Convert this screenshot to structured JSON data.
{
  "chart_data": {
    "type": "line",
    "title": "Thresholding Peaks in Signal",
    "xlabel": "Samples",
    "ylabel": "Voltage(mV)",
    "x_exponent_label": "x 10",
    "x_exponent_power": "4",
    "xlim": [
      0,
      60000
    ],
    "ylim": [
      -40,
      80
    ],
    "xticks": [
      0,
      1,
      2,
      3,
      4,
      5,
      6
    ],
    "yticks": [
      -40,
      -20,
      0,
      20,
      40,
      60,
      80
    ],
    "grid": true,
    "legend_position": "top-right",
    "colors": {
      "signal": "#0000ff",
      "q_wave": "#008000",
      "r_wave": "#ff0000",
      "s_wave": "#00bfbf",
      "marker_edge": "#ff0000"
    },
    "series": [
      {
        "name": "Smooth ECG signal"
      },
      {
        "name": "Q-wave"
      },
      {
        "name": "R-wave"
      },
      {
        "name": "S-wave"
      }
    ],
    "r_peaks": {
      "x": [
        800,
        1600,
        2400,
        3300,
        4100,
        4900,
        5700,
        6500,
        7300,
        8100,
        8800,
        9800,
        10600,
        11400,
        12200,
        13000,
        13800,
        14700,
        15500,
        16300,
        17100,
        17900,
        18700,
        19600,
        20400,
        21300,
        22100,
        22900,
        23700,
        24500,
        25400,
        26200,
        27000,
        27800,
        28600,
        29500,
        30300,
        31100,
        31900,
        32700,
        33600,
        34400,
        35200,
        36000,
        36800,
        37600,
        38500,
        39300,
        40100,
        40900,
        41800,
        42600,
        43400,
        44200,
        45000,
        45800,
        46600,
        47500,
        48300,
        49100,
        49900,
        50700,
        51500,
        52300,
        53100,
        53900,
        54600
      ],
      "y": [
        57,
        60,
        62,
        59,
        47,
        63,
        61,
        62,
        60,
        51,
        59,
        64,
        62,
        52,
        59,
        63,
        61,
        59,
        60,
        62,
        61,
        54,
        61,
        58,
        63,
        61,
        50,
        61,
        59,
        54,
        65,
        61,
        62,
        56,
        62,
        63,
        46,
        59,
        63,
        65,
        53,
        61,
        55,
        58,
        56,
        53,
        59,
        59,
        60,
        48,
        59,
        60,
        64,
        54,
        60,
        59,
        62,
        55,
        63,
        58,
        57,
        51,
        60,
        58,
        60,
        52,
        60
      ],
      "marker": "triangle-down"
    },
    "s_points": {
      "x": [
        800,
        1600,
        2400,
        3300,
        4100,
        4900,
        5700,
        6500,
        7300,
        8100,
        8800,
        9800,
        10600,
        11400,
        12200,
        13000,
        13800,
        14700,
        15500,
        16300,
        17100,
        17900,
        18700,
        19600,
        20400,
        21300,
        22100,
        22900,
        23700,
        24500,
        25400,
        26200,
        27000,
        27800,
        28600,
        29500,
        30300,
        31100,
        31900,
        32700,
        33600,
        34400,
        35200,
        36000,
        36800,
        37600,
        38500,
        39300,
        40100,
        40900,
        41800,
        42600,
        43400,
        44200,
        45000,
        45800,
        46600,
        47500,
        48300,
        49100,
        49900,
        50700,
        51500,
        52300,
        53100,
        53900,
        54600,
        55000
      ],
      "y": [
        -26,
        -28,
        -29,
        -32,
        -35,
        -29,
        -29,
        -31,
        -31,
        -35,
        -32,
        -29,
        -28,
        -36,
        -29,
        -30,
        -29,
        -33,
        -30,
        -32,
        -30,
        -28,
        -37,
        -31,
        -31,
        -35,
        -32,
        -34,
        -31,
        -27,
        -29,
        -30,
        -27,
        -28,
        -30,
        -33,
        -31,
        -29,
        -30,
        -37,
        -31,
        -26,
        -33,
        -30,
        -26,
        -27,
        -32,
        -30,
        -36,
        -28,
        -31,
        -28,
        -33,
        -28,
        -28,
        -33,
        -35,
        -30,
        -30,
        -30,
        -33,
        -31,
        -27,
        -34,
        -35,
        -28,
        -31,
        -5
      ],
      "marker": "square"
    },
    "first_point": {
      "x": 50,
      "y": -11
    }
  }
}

_Exercise requirements_
Your task is to repeat the data exactly, with nothing left out.

_Task solution_
Convert this screenshot to structured JSON data.
{
  "chart_data": {
    "type": "line",
    "title": "Thresholding Peaks in Signal",
    "xlabel": "Samples",
    "ylabel": "Voltage(mV)",
    "x_exponent_label": "x 10",
    "x_exponent_power": "4",
    "xlim": [
      0,
      60000
    ],
    "ylim": [
      -40,
      80
    ],
    "xticks": [
      0,
      1,
      2,
      3,
      4,
      5,
      6
    ],
    "yticks": [
      -40,
      -20,
      0,
      20,
      40,
      60,
      80
    ],
    "grid": true,
    "legend_position": "top-right",
    "colors": {
      "signal": "#0000ff",
      "q_wave": "#008000",
      "r_wave": "#ff0000",
      "s_wave": "#00bfbf",
      "marker_edge": "#ff0000"
    },
    "series": [
      {
        "name": "Smooth ECG signal"
      },
      {
        "name": "Q-wave"
      },
      {
        "name": "R-wave"
      },
      {
        "name": "S-wave"
      }
    ],
    "r_peaks": {
      "x": [
        800,
        1600,
        2400,
        3300,
        4100,
        4900,
        5700,
        6500,
        7300,
        8100,
        8800,
        9800,
        10600,
        11400,
        12200,
        13000,
        13800,
        14700,
        15500,
        16300,
        17100,
        17900,
        18700,
        19600,
        20400,
        21300,
        22100,
        22900,
        23700,
        24500,
        25400,
        26200,
        27000,
        27800,
        28600,
        29500,
        30300,
        31100,
        31900,
        32700,
        33600,
        34400,
        35200,
        36000,
        36800,
        37600,
        38500,
        39300,
        40100,
        40900,
        41800,
        42600,
        43400,
        44200,
        45000,
        45800,
        46600,
        47500,
        48300,
        49100,
        49900,
        50700,
        51500,
        52300,
        53100,
        53900,
        54600
      ],
      "y": [
        57,
        60,
        62,
        59,
        47,
        63,
        61,
        62,
        60,
        51,
        59,
        64,
        62,
        52,
        59,
        63,
        61,
        59,
        60,
        62,
        61,
        54,
        61,
        58,
        63,
        61,
        50,
        61,
        59,
        54,
        65,
        61,
        62,
        56,
        62,
        63,
        46,
        59,
        63,
        65,
        53,
        61,
        55,
        58,
        56,
        53,
        59,
        59,
        60,
        48,
        59,
        60,
        64,
        54,
        60,
        59,
        62,
        55,
        63,
        58,
        57,
        51,
        60,
        58,
        60,
        52,
        60
      ],
      "marker": "triangle-down"
    },
    "s_points": {
      "x": [
        800,
        1600,
        2400,
        3300,
        4100,
        4900,
        5700,
        6500,
        7300,
        8100,
        8800,
        9800,
        10600,
        11400,
        12200,
        13000,
        13800,
        14700,
        15500,
        16300,
        17100,
        17900,
        18700,
        19600,
        20400,
        21300,
        22100,
        22900,
        23700,
        24500,
        25400,
        26200,
        27000,
        27800,
        28600,
        29500,
        30300,
        31100,
        31900,
        32700,
        33600,
        34400,
        35200,
        36000,
        36800,
        37600,
        38500,
        39300,
        40100,
        40900,
        41800,
        42600,
        43400,
        44200,
        45000,
        45800,
        46600,
        47500,
        48300,
        49100,
        49900,
        50700,
        51500,
        52300,
        53100,
        53900,
        54600,
        55000
      ],
      "y": [
        -26,
        -28,
        -29,
        -32,
        -35,
        -29,
        -29,
        -31,
        -31,
        -35,
        -32,
        -29,
        -28,
        -36,
        -29,
        -30,
        -29,
        -33,
        -30,
        -32,
        -30,
        -28,
        -37,
        -31,
        -31,
        -35,
        -32,
        -34,
        -31,
        -27,
        -29,
        -30,
        -27,
        -28,
        -30,
        -33,
        -31,
        -29,
        -30,
        -37,
        -31,
        -26,
        -33,
        -30,
        -26,
        -27,
        -32,
        -30,
        -36,
        -28,
        -31,
        -28,
        -33,
        -28,
        -28,
        -33,
        -35,
        -30,
        -30,
        -30,
        -33,
        -31,
        -27,
        -34,
        -35,
        -28,
        -31,
        -5
      ],
      "marker": "square"
    },
    "first_point": {
      "x": 50,
      "y": -11
    }
  }
}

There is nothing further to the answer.